======== RECORDED DATA ========
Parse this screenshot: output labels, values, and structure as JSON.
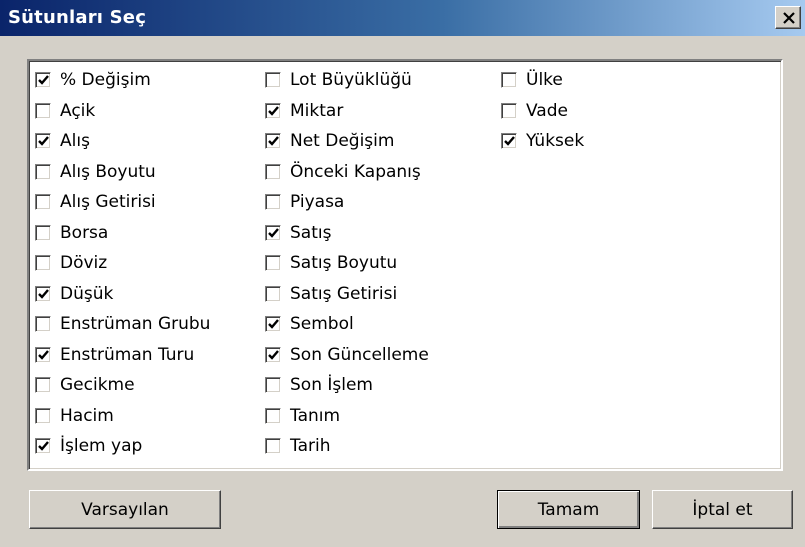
========
======== RECORDED DATA ========
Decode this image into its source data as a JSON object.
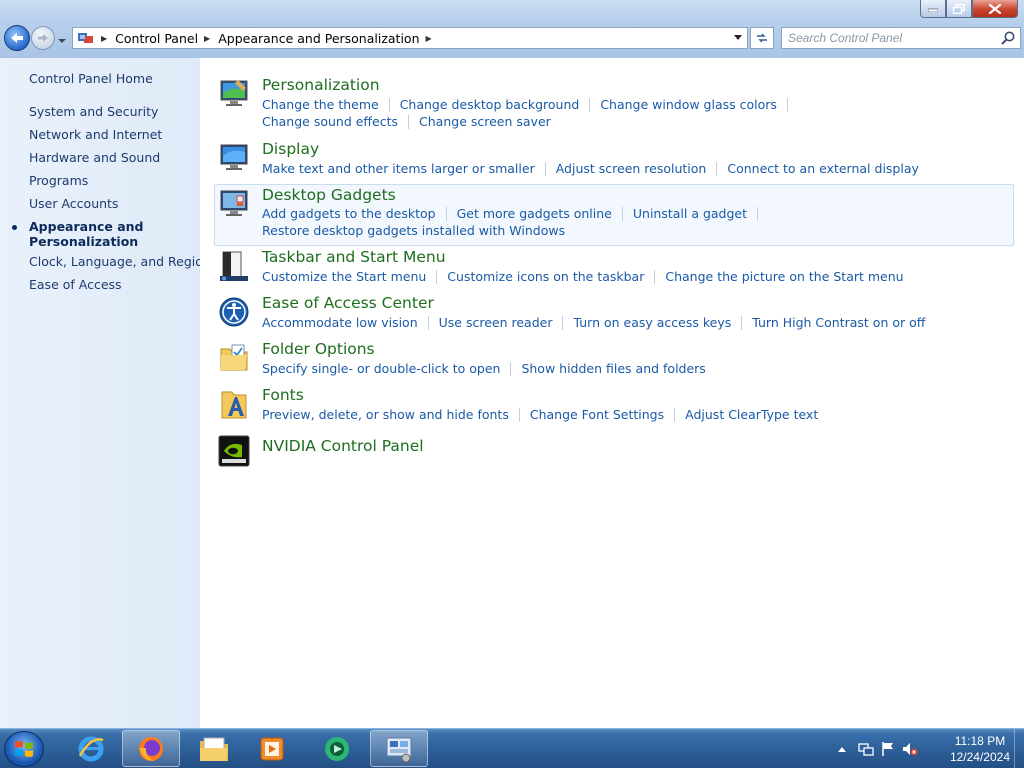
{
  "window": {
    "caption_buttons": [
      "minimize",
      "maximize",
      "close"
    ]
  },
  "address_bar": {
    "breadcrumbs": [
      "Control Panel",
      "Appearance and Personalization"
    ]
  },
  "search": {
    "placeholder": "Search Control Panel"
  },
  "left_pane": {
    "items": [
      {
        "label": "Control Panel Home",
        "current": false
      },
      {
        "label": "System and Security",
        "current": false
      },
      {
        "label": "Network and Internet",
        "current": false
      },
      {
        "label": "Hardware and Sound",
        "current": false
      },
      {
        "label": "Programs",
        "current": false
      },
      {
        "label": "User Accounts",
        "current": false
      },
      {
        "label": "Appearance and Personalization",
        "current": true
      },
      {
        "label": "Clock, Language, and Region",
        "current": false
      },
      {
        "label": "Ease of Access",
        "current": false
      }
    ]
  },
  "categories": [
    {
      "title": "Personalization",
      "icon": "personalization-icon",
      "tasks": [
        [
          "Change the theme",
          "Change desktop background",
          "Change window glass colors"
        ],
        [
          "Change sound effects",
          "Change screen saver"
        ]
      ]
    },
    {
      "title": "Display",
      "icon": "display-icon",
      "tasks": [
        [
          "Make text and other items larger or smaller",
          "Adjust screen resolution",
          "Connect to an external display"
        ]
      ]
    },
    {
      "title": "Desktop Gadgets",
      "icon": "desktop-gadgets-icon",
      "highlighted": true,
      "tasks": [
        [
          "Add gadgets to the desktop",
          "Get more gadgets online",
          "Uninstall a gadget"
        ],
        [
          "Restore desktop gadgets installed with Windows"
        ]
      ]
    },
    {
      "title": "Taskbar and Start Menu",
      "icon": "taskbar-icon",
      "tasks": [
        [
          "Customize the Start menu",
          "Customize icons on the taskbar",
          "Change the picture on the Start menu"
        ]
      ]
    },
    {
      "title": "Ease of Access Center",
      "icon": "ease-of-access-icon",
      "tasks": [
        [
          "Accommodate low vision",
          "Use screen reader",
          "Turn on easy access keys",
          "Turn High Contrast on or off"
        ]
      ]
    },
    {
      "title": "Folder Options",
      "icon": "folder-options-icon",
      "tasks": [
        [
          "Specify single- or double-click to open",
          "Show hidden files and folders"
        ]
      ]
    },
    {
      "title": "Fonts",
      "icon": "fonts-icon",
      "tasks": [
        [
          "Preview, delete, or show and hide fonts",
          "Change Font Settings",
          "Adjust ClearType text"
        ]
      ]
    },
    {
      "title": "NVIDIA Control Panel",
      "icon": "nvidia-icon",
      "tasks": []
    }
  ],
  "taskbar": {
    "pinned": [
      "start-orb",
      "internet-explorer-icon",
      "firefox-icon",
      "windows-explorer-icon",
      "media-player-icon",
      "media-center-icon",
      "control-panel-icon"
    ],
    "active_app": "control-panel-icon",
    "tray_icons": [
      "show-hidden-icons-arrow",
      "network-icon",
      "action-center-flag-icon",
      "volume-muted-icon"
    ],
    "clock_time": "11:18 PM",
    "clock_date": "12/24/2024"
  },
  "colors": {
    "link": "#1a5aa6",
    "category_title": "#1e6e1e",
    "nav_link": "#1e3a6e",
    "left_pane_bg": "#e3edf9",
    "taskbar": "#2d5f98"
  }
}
========
======== RECORDED DATA ========
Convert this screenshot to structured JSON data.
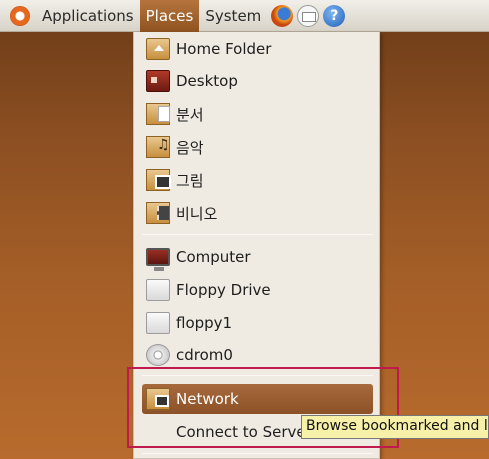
========
[WORK TO BE COMPLETED]
Scan the material above for the string "screenshot" and return the lines that hold it.

[OUTPUT BELOW]
Parse this screenshot: output labels, values, and structure as JSON.
Convert this screenshot to structured JSON data.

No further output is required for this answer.